▸ **WHAT THE EXERCISE ASKS**
Pull every "this" line out of the data below.

(Collected data)
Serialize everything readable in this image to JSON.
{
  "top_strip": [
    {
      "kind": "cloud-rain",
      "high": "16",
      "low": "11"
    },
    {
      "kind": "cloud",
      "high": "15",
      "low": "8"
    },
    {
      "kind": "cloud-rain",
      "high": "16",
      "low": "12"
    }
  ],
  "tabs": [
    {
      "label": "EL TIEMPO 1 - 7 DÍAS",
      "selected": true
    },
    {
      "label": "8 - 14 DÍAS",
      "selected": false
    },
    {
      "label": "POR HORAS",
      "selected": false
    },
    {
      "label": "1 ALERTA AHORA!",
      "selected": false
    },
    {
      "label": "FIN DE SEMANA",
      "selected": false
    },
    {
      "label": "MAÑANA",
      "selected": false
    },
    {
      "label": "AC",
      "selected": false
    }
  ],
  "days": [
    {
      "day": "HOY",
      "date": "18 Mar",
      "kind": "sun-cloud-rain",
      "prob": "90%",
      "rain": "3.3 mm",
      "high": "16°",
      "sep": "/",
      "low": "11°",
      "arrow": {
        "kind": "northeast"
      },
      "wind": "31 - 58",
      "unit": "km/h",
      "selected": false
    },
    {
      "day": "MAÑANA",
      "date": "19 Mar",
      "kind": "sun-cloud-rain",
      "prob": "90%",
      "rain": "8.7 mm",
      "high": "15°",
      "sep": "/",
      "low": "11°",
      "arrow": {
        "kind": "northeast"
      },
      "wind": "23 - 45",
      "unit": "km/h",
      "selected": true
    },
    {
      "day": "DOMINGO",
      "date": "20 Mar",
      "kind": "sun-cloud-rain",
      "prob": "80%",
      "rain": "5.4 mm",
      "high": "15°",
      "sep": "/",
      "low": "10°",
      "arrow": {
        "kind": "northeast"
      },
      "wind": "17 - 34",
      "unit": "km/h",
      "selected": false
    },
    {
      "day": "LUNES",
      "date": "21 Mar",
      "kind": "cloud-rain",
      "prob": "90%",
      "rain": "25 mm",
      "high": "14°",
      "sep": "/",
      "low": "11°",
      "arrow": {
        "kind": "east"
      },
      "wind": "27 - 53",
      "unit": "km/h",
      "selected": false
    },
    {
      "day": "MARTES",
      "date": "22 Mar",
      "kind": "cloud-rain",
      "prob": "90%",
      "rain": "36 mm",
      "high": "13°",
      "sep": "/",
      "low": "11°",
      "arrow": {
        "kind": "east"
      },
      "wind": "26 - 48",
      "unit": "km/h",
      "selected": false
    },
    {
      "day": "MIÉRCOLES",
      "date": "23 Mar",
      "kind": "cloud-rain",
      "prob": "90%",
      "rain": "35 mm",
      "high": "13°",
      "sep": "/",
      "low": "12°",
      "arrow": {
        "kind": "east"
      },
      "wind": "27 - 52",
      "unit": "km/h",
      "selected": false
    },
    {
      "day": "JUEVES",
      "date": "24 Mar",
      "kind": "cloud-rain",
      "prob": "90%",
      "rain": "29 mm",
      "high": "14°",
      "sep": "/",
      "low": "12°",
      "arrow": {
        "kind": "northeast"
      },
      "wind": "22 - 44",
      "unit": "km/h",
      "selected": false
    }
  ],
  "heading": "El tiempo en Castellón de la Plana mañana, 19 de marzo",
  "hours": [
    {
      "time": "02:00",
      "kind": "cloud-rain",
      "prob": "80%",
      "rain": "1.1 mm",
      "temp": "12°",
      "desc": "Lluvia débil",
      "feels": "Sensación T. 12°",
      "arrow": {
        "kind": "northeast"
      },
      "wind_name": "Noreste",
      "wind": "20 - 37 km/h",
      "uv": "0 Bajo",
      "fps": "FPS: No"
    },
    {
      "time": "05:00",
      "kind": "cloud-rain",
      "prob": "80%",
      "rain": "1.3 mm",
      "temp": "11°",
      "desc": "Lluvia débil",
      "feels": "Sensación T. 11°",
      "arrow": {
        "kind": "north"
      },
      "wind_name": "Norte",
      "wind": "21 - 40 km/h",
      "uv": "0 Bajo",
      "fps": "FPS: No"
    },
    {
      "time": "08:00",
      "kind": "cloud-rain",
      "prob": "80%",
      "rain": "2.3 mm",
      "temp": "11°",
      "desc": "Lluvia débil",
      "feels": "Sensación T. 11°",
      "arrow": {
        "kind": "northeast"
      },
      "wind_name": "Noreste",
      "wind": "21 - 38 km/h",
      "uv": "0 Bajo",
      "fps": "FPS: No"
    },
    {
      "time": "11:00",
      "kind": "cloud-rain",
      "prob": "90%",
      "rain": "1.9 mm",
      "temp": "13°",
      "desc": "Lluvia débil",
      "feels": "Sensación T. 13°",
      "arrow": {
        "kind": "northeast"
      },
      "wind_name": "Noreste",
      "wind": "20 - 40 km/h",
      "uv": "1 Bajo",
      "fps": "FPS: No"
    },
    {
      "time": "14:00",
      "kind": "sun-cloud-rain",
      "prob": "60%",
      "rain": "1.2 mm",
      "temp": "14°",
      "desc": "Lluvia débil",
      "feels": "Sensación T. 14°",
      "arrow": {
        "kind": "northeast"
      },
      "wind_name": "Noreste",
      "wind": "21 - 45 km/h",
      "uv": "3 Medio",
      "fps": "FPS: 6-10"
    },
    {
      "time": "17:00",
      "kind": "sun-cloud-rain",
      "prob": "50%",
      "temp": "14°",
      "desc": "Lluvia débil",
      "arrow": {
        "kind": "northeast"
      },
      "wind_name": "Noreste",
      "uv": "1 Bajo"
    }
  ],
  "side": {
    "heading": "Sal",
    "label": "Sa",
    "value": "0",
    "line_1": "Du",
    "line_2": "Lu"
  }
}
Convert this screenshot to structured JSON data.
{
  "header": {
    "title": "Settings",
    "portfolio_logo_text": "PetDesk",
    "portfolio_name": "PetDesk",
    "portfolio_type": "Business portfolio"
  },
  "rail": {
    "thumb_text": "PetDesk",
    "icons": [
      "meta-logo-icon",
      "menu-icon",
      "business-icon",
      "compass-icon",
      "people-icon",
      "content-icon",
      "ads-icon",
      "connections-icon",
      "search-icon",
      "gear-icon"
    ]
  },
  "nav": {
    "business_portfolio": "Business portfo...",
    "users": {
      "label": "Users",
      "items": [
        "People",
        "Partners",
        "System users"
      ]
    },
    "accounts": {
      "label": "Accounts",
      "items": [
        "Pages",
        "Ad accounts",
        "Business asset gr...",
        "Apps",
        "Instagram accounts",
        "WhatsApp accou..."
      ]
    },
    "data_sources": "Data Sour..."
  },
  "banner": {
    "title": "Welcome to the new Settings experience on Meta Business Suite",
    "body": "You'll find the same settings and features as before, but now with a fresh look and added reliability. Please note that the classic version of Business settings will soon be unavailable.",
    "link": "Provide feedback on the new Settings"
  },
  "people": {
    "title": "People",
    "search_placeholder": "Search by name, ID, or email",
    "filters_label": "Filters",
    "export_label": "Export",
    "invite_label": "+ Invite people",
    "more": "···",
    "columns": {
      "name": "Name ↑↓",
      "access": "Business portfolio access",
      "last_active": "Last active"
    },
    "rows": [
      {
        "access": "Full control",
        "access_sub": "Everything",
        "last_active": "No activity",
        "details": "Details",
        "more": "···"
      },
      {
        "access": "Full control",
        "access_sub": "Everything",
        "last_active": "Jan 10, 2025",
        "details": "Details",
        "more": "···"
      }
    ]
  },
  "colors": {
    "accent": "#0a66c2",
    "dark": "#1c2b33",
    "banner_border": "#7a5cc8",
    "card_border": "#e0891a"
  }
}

▸ **EXERCISE RESPONSE**
Serialize everything readable in this image to JSON.
Convert this screenshot to structured JSON data.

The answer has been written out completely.